§ Entries
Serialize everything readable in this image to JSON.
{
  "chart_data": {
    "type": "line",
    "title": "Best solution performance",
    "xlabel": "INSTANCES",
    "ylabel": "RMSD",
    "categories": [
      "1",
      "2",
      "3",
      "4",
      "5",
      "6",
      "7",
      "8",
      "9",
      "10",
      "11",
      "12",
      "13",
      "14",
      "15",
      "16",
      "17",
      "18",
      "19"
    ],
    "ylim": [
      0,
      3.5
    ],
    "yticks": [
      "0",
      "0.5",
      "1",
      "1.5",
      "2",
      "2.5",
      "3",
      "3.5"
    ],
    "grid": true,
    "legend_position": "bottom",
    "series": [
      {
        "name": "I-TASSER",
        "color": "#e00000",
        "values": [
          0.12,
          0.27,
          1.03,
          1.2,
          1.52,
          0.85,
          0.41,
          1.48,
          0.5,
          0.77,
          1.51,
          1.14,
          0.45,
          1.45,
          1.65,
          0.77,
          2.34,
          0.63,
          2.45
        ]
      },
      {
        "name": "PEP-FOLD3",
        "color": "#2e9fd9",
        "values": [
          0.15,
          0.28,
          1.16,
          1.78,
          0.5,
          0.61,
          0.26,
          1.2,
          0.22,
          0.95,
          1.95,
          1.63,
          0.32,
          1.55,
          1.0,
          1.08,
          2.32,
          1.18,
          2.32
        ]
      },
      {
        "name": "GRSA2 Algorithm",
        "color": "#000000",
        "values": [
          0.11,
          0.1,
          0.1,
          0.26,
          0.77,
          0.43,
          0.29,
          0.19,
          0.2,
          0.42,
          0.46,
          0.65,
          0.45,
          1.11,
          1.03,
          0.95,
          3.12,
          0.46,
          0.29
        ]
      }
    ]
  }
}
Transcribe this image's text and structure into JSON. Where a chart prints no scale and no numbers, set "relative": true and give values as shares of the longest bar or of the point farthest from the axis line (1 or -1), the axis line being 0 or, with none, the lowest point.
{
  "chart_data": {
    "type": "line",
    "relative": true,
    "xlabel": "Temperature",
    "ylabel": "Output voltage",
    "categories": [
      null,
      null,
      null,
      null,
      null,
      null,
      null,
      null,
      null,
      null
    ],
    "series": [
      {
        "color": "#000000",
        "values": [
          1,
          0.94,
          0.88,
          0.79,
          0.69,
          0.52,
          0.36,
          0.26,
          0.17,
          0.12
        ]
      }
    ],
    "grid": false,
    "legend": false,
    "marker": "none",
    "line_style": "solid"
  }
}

§ The exercise
Find all the lines containing "relative" in the material, then copy them.

§ Correct answer
Transcribe this image's text and structure into JSON. Where a chart prints no scale and no numbers, set "relative": true and give values as shares of the longest bar or of the point farthest from the axis line (1 or -1), the axis line being 0 or, with none, the lowest point.
    "relative": true,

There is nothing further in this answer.